Blogs · Data Mining/Data Engineering · Big Data

A fundamental course for Data Engineering

All you need for understanding industrial-level data

2020.05.01 · 12 min read · by Zhenlin Wang · updated 2022-07-21

Overview

In this blog, I’ll discuss about a variety of fundamental concepts in data processing. While remembering them is pointless (since the true data engineers learn by practice), I try to give a clear view of different aspects in handling the data, this includes:

  1. Data Storage $\implies$ Where data is stored
  2. Data ETL $\implies$ Extracting / Transforming / Loading
  3. Data Properties $\implies$ Source types and information system types
  4. Data Processing Types $\implies$ How different data are processed differently
  5. Data Cleansing $\implies$ What if the data is not well-organized
  6. Database Compliance $\implies$ ACID or BASE?

Data Storage

  1. Data lake: a centralized repository that allows you to store structured, semistructured, and unstructured data at any scale.
  1. Data warehouse: A data warehouse is a central repository of structured data from many data sources. This data is transformed, aggregated, and prepared for business reporting and analysis.
  1. Data Mart: A subset of data from a data warehouse is called a data mart.

────────

WHAT IS NEEDED = Using the blog post on data engineering, decide whether each statement agrees with it, answering yes or no and quoting the words that decide it: (a) The post calls memorizing its concepts pointless. (b) A data warehouse holds unstructured data gathered from many sources. (c) A data mart is a subset of data taken from a data lake.

INFORMATION GIVEN =

────────

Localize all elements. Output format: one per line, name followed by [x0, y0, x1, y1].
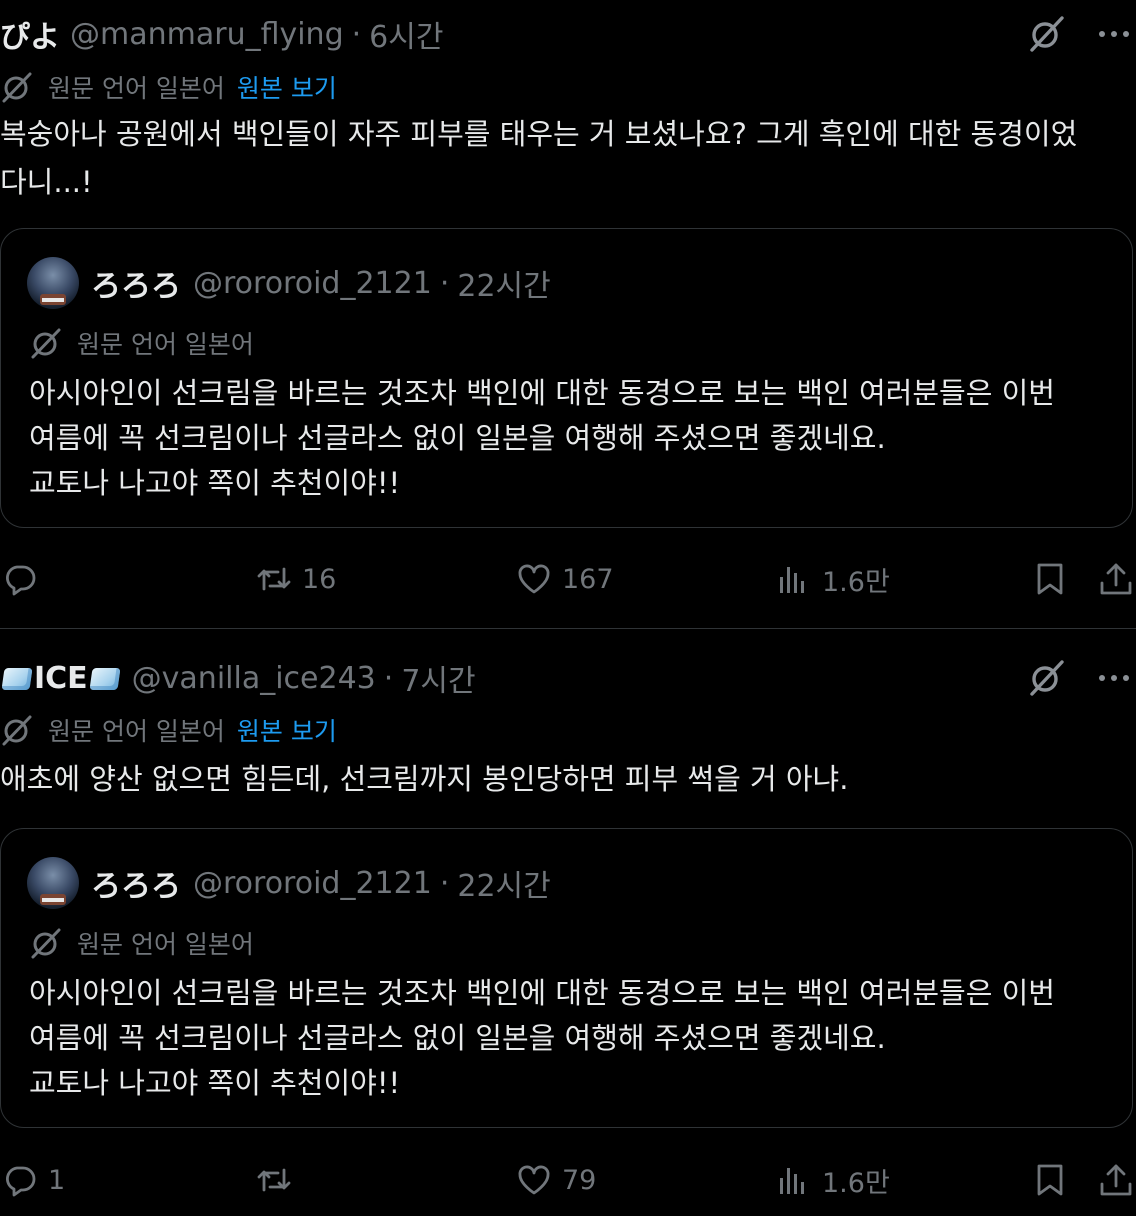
avatar[interactable]	[27, 257, 79, 309]
retweet-icon	[257, 1168, 291, 1192]
views-icon	[780, 567, 804, 593]
like-count: 79	[562, 1164, 597, 1196]
bookmark-icon	[1037, 563, 1063, 595]
quote-translate-label: 원문 언어 일본어	[77, 330, 254, 359]
quote-translate-label: 원문 언어 일본어	[77, 930, 254, 959]
like-icon	[518, 564, 550, 594]
translate-label: 원문 언어 일본어	[48, 717, 225, 746]
like-button[interactable]: 167	[516, 559, 614, 599]
grok-icon[interactable]	[1026, 658, 1066, 698]
show-original-link[interactable]: 원본 보기	[237, 712, 337, 748]
show-original-link[interactable]: 원본 보기	[237, 69, 337, 105]
more-icon[interactable]	[1096, 18, 1132, 50]
post-top-icons	[1026, 12, 1136, 56]
quote-author-handle[interactable]: @rororoid_2121	[193, 866, 432, 901]
quote-author-handle[interactable]: @rororoid_2121	[193, 266, 432, 301]
quote-time: 22시간	[457, 269, 551, 304]
translate-label: 원문 언어 일본어	[48, 74, 225, 103]
retweet-count: 16	[302, 563, 337, 595]
ice-cube-emoji	[0, 663, 34, 693]
retweet-button[interactable]	[256, 1160, 302, 1200]
translation-notice: 원문 언어 일본어 원본 보기	[0, 68, 337, 106]
bookmark-button[interactable]	[1032, 559, 1068, 599]
quote-translation-notice: 원문 언어 일본어	[29, 325, 254, 361]
view-count: 1.6만	[822, 566, 890, 598]
share-icon	[1100, 563, 1132, 595]
translation-notice: 원문 언어 일본어 원본 보기	[0, 711, 337, 749]
separator: ·	[351, 16, 362, 52]
more-icon[interactable]	[1096, 662, 1132, 694]
like-icon	[518, 1165, 550, 1195]
separator: ·	[383, 660, 394, 696]
share-icon	[1100, 1164, 1132, 1196]
quote-author-name[interactable]: ろろろ	[91, 261, 181, 305]
avatar[interactable]	[27, 857, 79, 909]
post[interactable]: ICE @vanilla_ice243 · 7시간 원문 언어 일본어 원본 보…	[0, 629, 1136, 1216]
post-time[interactable]: 6시간	[369, 12, 443, 56]
grok-icon[interactable]	[1026, 14, 1066, 54]
author-handle[interactable]: @manmaru_flying	[70, 17, 344, 52]
quote-header: ろろろ @rororoid_2121 · 22시간	[27, 855, 551, 911]
separator: ·	[439, 265, 450, 301]
post-text: 애초에 양산 없으면 힘든데, 선크림까지 봉인당하면 피부 썩을 거 아냐.	[0, 762, 849, 796]
view-count: 1.6만	[822, 1167, 890, 1199]
views-button[interactable]: 1.6만	[776, 1160, 890, 1200]
quoted-post[interactable]: ろろろ @rororoid_2121 · 22시간 원문 언어 일본어 아시아인…	[0, 228, 1133, 528]
action-bar: 16 167 1.6만	[0, 559, 1136, 599]
post-text: 복숭아나 공원에서 백인들이 자주 피부를 태우는 거 보셨나요? 그게 흑인에…	[0, 117, 1078, 199]
reply-count: 1	[48, 1164, 66, 1196]
author-name[interactable]: ICE	[34, 661, 88, 696]
like-count: 167	[562, 563, 614, 595]
post-header: ぴよ @manmaru_flying · 6시간	[0, 12, 443, 56]
translate-icon	[31, 328, 61, 359]
quoted-post[interactable]: ろろろ @rororoid_2121 · 22시간 원문 언어 일본어 아시아인…	[0, 828, 1133, 1128]
reply-icon	[5, 1166, 36, 1197]
quote-header: ろろろ @rororoid_2121 · 22시간	[27, 255, 551, 311]
translate-icon	[2, 715, 32, 746]
post[interactable]: ぴよ @manmaru_flying · 6시간 원문 언어 일본어 원본 보기…	[0, 0, 1136, 628]
bookmark-icon	[1037, 1164, 1063, 1196]
ice-cube-emoji	[88, 663, 122, 693]
share-button[interactable]	[1098, 559, 1134, 599]
quote-text: 아시아인이 선크림을 바르는 것조차 백인에 대한 동경으로 보는 백인 여러분…	[29, 376, 1055, 500]
quote-text: 아시아인이 선크림을 바르는 것조차 백인에 대한 동경으로 보는 백인 여러분…	[29, 976, 1055, 1100]
reply-icon	[5, 565, 36, 596]
translate-icon	[2, 72, 32, 103]
quote-translation-notice: 원문 언어 일본어	[29, 925, 254, 961]
reply-button[interactable]	[2, 559, 48, 599]
quote-time: 22시간	[457, 869, 551, 904]
post-top-icons	[1026, 656, 1136, 700]
reply-button[interactable]: 1	[2, 1160, 65, 1200]
quote-author-name[interactable]: ろろろ	[91, 861, 181, 905]
author-name[interactable]: ぴよ	[0, 12, 60, 56]
views-button[interactable]: 1.6만	[776, 559, 890, 599]
retweet-button[interactable]: 16	[256, 559, 336, 599]
retweet-icon	[257, 567, 291, 591]
post-header: ICE @vanilla_ice243 · 7시간	[0, 656, 476, 700]
bookmark-button[interactable]	[1032, 1160, 1068, 1200]
post-time[interactable]: 7시간	[401, 656, 475, 700]
author-handle[interactable]: @vanilla_ice243	[132, 661, 376, 696]
action-bar: 1 79 1.6만	[0, 1160, 1136, 1200]
separator: ·	[439, 865, 450, 901]
views-icon	[780, 1168, 804, 1194]
like-button[interactable]: 79	[516, 1160, 596, 1200]
share-button[interactable]	[1098, 1160, 1134, 1200]
translate-icon	[31, 928, 61, 959]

────────

TASK SOLUTION =
(a) Yes: "While remembering them is pointless (since the true data engineers learn by practice)"
(b) No: "A data warehouse is a central repository of structured data from many data sources."
(c) No: "A subset of data from a data warehouse is called a data mart."